In the data below, locate each line with the word "teljesen" and list it.

───── Supplied records ─────

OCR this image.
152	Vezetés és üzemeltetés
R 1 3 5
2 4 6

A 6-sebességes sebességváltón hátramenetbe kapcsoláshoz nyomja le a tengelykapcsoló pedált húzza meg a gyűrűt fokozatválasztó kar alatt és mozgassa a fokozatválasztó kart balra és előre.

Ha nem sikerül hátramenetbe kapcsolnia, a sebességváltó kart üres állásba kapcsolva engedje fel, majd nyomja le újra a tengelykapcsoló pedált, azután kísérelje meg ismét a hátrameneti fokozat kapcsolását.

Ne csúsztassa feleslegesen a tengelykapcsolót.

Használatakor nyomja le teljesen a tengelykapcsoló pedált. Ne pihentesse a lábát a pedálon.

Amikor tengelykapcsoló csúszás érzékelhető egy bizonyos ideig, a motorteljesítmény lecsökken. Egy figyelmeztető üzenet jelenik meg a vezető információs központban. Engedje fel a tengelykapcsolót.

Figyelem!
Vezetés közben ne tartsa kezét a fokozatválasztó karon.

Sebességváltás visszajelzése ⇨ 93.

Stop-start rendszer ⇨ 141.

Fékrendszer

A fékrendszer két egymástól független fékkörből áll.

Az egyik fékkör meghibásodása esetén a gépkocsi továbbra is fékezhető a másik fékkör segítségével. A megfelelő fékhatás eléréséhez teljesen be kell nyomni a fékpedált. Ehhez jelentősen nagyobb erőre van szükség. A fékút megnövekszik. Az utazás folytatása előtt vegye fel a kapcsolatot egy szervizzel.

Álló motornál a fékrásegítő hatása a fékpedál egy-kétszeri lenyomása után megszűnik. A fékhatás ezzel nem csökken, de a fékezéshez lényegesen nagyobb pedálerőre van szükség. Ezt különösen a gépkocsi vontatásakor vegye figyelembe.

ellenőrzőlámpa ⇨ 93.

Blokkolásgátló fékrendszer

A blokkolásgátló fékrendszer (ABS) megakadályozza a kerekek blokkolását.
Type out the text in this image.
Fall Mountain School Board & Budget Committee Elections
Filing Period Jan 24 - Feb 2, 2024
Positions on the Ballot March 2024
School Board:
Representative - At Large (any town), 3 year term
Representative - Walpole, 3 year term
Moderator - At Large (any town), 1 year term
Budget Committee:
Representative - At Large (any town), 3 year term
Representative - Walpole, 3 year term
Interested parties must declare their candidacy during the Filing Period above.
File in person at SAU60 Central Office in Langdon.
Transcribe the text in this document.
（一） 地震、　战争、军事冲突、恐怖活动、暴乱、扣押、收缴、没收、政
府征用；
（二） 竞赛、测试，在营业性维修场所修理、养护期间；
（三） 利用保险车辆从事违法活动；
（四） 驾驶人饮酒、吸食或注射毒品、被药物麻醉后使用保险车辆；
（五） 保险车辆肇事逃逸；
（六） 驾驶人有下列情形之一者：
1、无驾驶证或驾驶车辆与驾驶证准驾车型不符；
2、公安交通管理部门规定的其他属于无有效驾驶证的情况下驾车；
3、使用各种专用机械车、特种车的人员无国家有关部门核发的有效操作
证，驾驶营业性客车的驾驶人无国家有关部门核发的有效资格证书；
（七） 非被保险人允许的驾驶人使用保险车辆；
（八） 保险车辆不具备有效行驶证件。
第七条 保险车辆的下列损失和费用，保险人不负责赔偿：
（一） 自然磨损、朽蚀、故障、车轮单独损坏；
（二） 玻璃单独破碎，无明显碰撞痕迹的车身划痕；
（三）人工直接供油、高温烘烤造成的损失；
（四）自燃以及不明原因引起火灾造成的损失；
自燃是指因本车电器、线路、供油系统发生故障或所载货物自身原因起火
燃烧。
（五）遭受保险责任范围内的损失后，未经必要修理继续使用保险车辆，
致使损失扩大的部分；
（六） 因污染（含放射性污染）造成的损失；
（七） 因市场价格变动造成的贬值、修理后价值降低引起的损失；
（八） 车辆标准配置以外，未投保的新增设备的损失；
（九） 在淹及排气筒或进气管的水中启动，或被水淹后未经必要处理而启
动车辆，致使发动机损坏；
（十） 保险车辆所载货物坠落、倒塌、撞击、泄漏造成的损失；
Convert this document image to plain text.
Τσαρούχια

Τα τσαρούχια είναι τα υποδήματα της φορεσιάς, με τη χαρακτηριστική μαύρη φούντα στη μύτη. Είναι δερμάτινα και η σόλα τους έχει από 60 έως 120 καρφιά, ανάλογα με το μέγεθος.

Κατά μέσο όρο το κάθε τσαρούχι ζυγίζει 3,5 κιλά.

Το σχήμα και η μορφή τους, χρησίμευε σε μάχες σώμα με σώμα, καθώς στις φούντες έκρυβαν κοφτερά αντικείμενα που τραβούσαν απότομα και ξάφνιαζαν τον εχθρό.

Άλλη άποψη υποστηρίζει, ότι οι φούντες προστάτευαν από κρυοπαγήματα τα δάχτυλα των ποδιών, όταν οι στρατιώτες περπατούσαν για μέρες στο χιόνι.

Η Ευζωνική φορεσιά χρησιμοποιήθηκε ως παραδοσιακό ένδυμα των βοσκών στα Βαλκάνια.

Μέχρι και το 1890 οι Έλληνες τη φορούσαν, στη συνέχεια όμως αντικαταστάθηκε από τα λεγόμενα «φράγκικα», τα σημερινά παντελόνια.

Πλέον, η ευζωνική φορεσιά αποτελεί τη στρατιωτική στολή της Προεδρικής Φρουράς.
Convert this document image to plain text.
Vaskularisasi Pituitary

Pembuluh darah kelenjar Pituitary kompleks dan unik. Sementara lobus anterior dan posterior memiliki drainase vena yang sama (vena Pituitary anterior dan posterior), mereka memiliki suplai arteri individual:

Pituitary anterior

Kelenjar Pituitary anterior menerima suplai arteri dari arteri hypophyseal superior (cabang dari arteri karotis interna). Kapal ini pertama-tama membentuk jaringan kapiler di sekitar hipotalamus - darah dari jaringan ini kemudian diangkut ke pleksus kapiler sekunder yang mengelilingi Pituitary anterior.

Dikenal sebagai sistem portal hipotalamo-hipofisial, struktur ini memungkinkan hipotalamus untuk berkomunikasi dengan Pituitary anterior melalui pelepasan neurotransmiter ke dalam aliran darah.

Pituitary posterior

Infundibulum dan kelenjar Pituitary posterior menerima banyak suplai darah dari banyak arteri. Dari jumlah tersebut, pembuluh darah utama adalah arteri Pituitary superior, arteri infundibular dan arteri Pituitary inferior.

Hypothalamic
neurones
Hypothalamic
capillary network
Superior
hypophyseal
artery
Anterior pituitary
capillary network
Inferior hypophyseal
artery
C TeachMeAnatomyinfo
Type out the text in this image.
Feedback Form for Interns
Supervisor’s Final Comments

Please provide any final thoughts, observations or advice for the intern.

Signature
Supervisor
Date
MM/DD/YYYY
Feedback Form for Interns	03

─────

Solution below.
Használatakor nyomja le teljesen a tengelykapcsoló pedált. Ne pihentesse a lábát a pedálon.
Az egyik fékkör meghibásodása esetén a gépkocsi továbbra is fékezhető a másik fékkör segítségével. A megfelelő fékhatás eléréséhez teljesen be kell nyomni a fékpedált. Ehhez jelentősen nagyobb erőre van szükség. A fékút megnövekszik. Az utazás folytatása előtt vegye fel a kapcsolatot egy szervizzel.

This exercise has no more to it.